- _Do this_:
Here are some records; quote them exactly, leaving out the pictures.

= = = = = = =

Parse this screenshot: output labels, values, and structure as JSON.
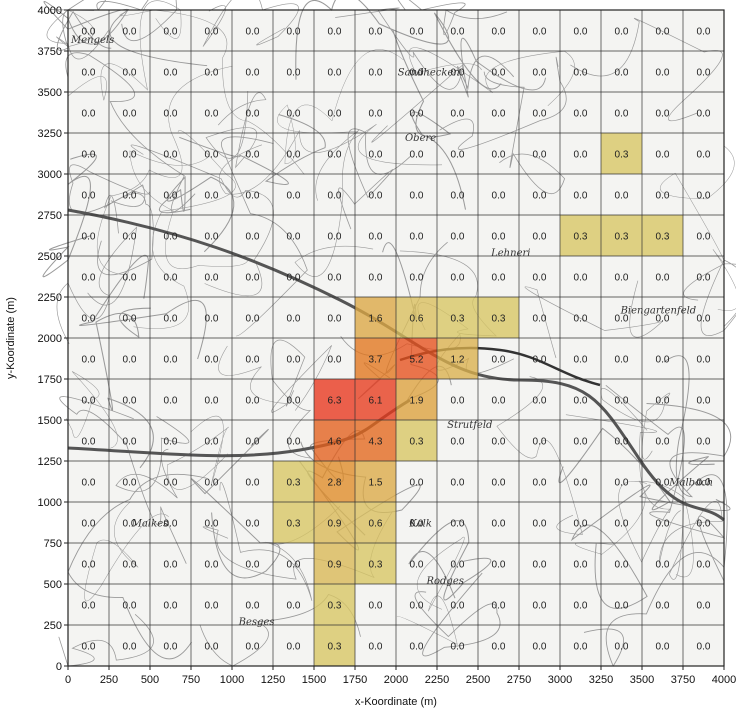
{
  "chart_data": {
    "type": "heatmap",
    "xlabel": "x-Koordinate (m)",
    "ylabel": "y-Koordinate (m)",
    "xlim": [
      0,
      4000
    ],
    "ylim": [
      0,
      4000
    ],
    "cell_size": 250,
    "x_ticks": [
      "0",
      "250",
      "500",
      "750",
      "1000",
      "1250",
      "1500",
      "1750",
      "2000",
      "2250",
      "2500",
      "2750",
      "3000",
      "3250",
      "3500",
      "3750",
      "4000"
    ],
    "y_ticks": [
      "0",
      "250",
      "500",
      "750",
      "1000",
      "1250",
      "1500",
      "1750",
      "2000",
      "2250",
      "2500",
      "2750",
      "3000",
      "3250",
      "3500",
      "3750",
      "4000"
    ],
    "rows": [
      {
        "y": 3750,
        "values": [
          0.0,
          0.0,
          0.0,
          0.0,
          0.0,
          0.0,
          0.0,
          0.0,
          0.0,
          0.0,
          0.0,
          0.0,
          0.0,
          0.0,
          0.0,
          0.0
        ]
      },
      {
        "y": 3500,
        "values": [
          0.0,
          0.0,
          0.0,
          0.0,
          0.0,
          0.0,
          0.0,
          0.0,
          0.0,
          0.0,
          0.0,
          0.0,
          0.0,
          0.0,
          0.0,
          0.0
        ]
      },
      {
        "y": 3250,
        "values": [
          0.0,
          0.0,
          0.0,
          0.0,
          0.0,
          0.0,
          0.0,
          0.0,
          0.0,
          0.0,
          0.0,
          0.0,
          0.0,
          0.0,
          0.0,
          0.0
        ]
      },
      {
        "y": 3000,
        "values": [
          0.0,
          0.0,
          0.0,
          0.0,
          0.0,
          0.0,
          0.0,
          0.0,
          0.0,
          0.0,
          0.0,
          0.0,
          0.0,
          0.3,
          0.0,
          0.0
        ]
      },
      {
        "y": 2750,
        "values": [
          0.0,
          0.0,
          0.0,
          0.0,
          0.0,
          0.0,
          0.0,
          0.0,
          0.0,
          0.0,
          0.0,
          0.0,
          0.0,
          0.0,
          0.0,
          0.0
        ]
      },
      {
        "y": 2500,
        "values": [
          0.0,
          0.0,
          0.0,
          0.0,
          0.0,
          0.0,
          0.0,
          0.0,
          0.0,
          0.0,
          0.0,
          0.0,
          0.3,
          0.3,
          0.3,
          0.0
        ]
      },
      {
        "y": 2250,
        "values": [
          0.0,
          0.0,
          0.0,
          0.0,
          0.0,
          0.0,
          0.0,
          0.0,
          0.0,
          0.0,
          0.0,
          0.0,
          0.0,
          0.0,
          0.0,
          0.0
        ]
      },
      {
        "y": 2000,
        "values": [
          0.0,
          0.0,
          0.0,
          0.0,
          0.0,
          0.0,
          0.0,
          1.6,
          0.6,
          0.3,
          0.3,
          0.0,
          0.0,
          0.0,
          0.0,
          0.0
        ]
      },
      {
        "y": 1750,
        "values": [
          0.0,
          0.0,
          0.0,
          0.0,
          0.0,
          0.0,
          0.0,
          3.7,
          5.2,
          1.2,
          0.0,
          0.0,
          0.0,
          0.0,
          0.0,
          0.0
        ]
      },
      {
        "y": 1500,
        "values": [
          0.0,
          0.0,
          0.0,
          0.0,
          0.0,
          0.0,
          6.3,
          6.1,
          1.9,
          0.0,
          0.0,
          0.0,
          0.0,
          0.0,
          0.0,
          0.0
        ]
      },
      {
        "y": 1250,
        "values": [
          0.0,
          0.0,
          0.0,
          0.0,
          0.0,
          0.0,
          4.6,
          4.3,
          0.3,
          0.0,
          0.0,
          0.0,
          0.0,
          0.0,
          0.0,
          0.0
        ]
      },
      {
        "y": 1000,
        "values": [
          0.0,
          0.0,
          0.0,
          0.0,
          0.0,
          0.3,
          2.8,
          1.5,
          0.0,
          0.0,
          0.0,
          0.0,
          0.0,
          0.0,
          0.0,
          0.0
        ]
      },
      {
        "y": 750,
        "values": [
          0.0,
          0.0,
          0.0,
          0.0,
          0.0,
          0.3,
          0.9,
          0.6,
          0.0,
          0.0,
          0.0,
          0.0,
          0.0,
          0.0,
          0.0,
          0.0
        ]
      },
      {
        "y": 500,
        "values": [
          0.0,
          0.0,
          0.0,
          0.0,
          0.0,
          0.0,
          0.9,
          0.3,
          0.0,
          0.0,
          0.0,
          0.0,
          0.0,
          0.0,
          0.0,
          0.0
        ]
      },
      {
        "y": 250,
        "values": [
          0.0,
          0.0,
          0.0,
          0.0,
          0.0,
          0.0,
          0.3,
          0.0,
          0.0,
          0.0,
          0.0,
          0.0,
          0.0,
          0.0,
          0.0,
          0.0
        ]
      },
      {
        "y": 0,
        "values": [
          0.0,
          0.0,
          0.0,
          0.0,
          0.0,
          0.0,
          0.3,
          0.0,
          0.0,
          0.0,
          0.0,
          0.0,
          0.0,
          0.0,
          0.0,
          0.0
        ]
      }
    ],
    "grid": true,
    "color_scale": {
      "low": "#d6cc6a",
      "mid": "#e0801c",
      "high": "#e8301c"
    }
  },
  "map": {
    "place_names": [
      {
        "label": "Mengels",
        "x": 150,
        "y": 3800
      },
      {
        "label": "Sandhecken",
        "x": 2200,
        "y": 3600
      },
      {
        "label": "Obere",
        "x": 2150,
        "y": 3200
      },
      {
        "label": "Lehneri",
        "x": 2700,
        "y": 2500
      },
      {
        "label": "Biengartenfeld",
        "x": 3600,
        "y": 2150
      },
      {
        "label": "Strutfeld",
        "x": 2450,
        "y": 1450
      },
      {
        "label": "Malkes",
        "x": 500,
        "y": 850
      },
      {
        "label": "Rodges",
        "x": 2300,
        "y": 500
      },
      {
        "label": "Besges",
        "x": 1150,
        "y": 250
      },
      {
        "label": "Kalk",
        "x": 2150,
        "y": 850
      },
      {
        "label": "Malbach",
        "x": 3800,
        "y": 1100
      }
    ]
  }
}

= = = = = = =

- _Exercise solution_:
Parse this screenshot: output labels, values, and structure as JSON.
{
  "chart_data": {
    "type": "heatmap",
    "xlabel": "x-Koordinate (m)",
    "ylabel": "y-Koordinate (m)",
    "xlim": [
      0,
      4000
    ],
    "ylim": [
      0,
      4000
    ],
    "cell_size": 250,
    "x_ticks": [
      "0",
      "250",
      "500",
      "750",
      "1000",
      "1250",
      "1500",
      "1750",
      "2000",
      "2250",
      "2500",
      "2750",
      "3000",
      "3250",
      "3500",
      "3750",
      "4000"
    ],
    "y_ticks": [
      "0",
      "250",
      "500",
      "750",
      "1000",
      "1250",
      "1500",
      "1750",
      "2000",
      "2250",
      "2500",
      "2750",
      "3000",
      "3250",
      "3500",
      "3750",
      "4000"
    ],
    "rows": [
      {
        "y": 3750,
        "values": [
          0.0,
          0.0,
          0.0,
          0.0,
          0.0,
          0.0,
          0.0,
          0.0,
          0.0,
          0.0,
          0.0,
          0.0,
          0.0,
          0.0,
          0.0,
          0.0
        ]
      },
      {
        "y": 3500,
        "values": [
          0.0,
          0.0,
          0.0,
          0.0,
          0.0,
          0.0,
          0.0,
          0.0,
          0.0,
          0.0,
          0.0,
          0.0,
          0.0,
          0.0,
          0.0,
          0.0
        ]
      },
      {
        "y": 3250,
        "values": [
          0.0,
          0.0,
          0.0,
          0.0,
          0.0,
          0.0,
          0.0,
          0.0,
          0.0,
          0.0,
          0.0,
          0.0,
          0.0,
          0.0,
          0.0,
          0.0
        ]
      },
      {
        "y": 3000,
        "values": [
          0.0,
          0.0,
          0.0,
          0.0,
          0.0,
          0.0,
          0.0,
          0.0,
          0.0,
          0.0,
          0.0,
          0.0,
          0.0,
          0.3,
          0.0,
          0.0
        ]
      },
      {
        "y": 2750,
        "values": [
          0.0,
          0.0,
          0.0,
          0.0,
          0.0,
          0.0,
          0.0,
          0.0,
          0.0,
          0.0,
          0.0,
          0.0,
          0.0,
          0.0,
          0.0,
          0.0
        ]
      },
      {
        "y": 2500,
        "values": [
          0.0,
          0.0,
          0.0,
          0.0,
          0.0,
          0.0,
          0.0,
          0.0,
          0.0,
          0.0,
          0.0,
          0.0,
          0.3,
          0.3,
          0.3,
          0.0
        ]
      },
      {
        "y": 2250,
        "values": [
          0.0,
          0.0,
          0.0,
          0.0,
          0.0,
          0.0,
          0.0,
          0.0,
          0.0,
          0.0,
          0.0,
          0.0,
          0.0,
          0.0,
          0.0,
          0.0
        ]
      },
      {
        "y": 2000,
        "values": [
          0.0,
          0.0,
          0.0,
          0.0,
          0.0,
          0.0,
          0.0,
          1.6,
          0.6,
          0.3,
          0.3,
          0.0,
          0.0,
          0.0,
          0.0,
          0.0
        ]
      },
      {
        "y": 1750,
        "values": [
          0.0,
          0.0,
          0.0,
          0.0,
          0.0,
          0.0,
          0.0,
          3.7,
          5.2,
          1.2,
          0.0,
          0.0,
          0.0,
          0.0,
          0.0,
          0.0
        ]
      },
      {
        "y": 1500,
        "values": [
          0.0,
          0.0,
          0.0,
          0.0,
          0.0,
          0.0,
          6.3,
          6.1,
          1.9,
          0.0,
          0.0,
          0.0,
          0.0,
          0.0,
          0.0,
          0.0
        ]
      },
      {
        "y": 1250,
        "values": [
          0.0,
          0.0,
          0.0,
          0.0,
          0.0,
          0.0,
          4.6,
          4.3,
          0.3,
          0.0,
          0.0,
          0.0,
          0.0,
          0.0,
          0.0,
          0.0
        ]
      },
      {
        "y": 1000,
        "values": [
          0.0,
          0.0,
          0.0,
          0.0,
          0.0,
          0.3,
          2.8,
          1.5,
          0.0,
          0.0,
          0.0,
          0.0,
          0.0,
          0.0,
          0.0,
          0.0
        ]
      },
      {
        "y": 750,
        "values": [
          0.0,
          0.0,
          0.0,
          0.0,
          0.0,
          0.3,
          0.9,
          0.6,
          0.0,
          0.0,
          0.0,
          0.0,
          0.0,
          0.0,
          0.0,
          0.0
        ]
      },
      {
        "y": 500,
        "values": [
          0.0,
          0.0,
          0.0,
          0.0,
          0.0,
          0.0,
          0.9,
          0.3,
          0.0,
          0.0,
          0.0,
          0.0,
          0.0,
          0.0,
          0.0,
          0.0
        ]
      },
      {
        "y": 250,
        "values": [
          0.0,
          0.0,
          0.0,
          0.0,
          0.0,
          0.0,
          0.3,
          0.0,
          0.0,
          0.0,
          0.0,
          0.0,
          0.0,
          0.0,
          0.0,
          0.0
        ]
      },
      {
        "y": 0,
        "values": [
          0.0,
          0.0,
          0.0,
          0.0,
          0.0,
          0.0,
          0.3,
          0.0,
          0.0,
          0.0,
          0.0,
          0.0,
          0.0,
          0.0,
          0.0,
          0.0
        ]
      }
    ],
    "grid": true,
    "color_scale": {
      "low": "#d6cc6a",
      "mid": "#e0801c",
      "high": "#e8301c"
    }
  },
  "map": {
    "place_names": [
      {
        "label": "Mengels",
        "x": 150,
        "y": 3800
      },
      {
        "label": "Sandhecken",
        "x": 2200,
        "y": 3600
      },
      {
        "label": "Obere",
        "x": 2150,
        "y": 3200
      },
      {
        "label": "Lehneri",
        "x": 2700,
        "y": 2500
      },
      {
        "label": "Biengartenfeld",
        "x": 3600,
        "y": 2150
      },
      {
        "label": "Strutfeld",
        "x": 2450,
        "y": 1450
      },
      {
        "label": "Malkes",
        "x": 500,
        "y": 850
      },
      {
        "label": "Rodges",
        "x": 2300,
        "y": 500
      },
      {
        "label": "Besges",
        "x": 1150,
        "y": 250
      },
      {
        "label": "Kalk",
        "x": 2150,
        "y": 850
      },
      {
        "label": "Malbach",
        "x": 3800,
        "y": 1100
      }
    ]
  }
}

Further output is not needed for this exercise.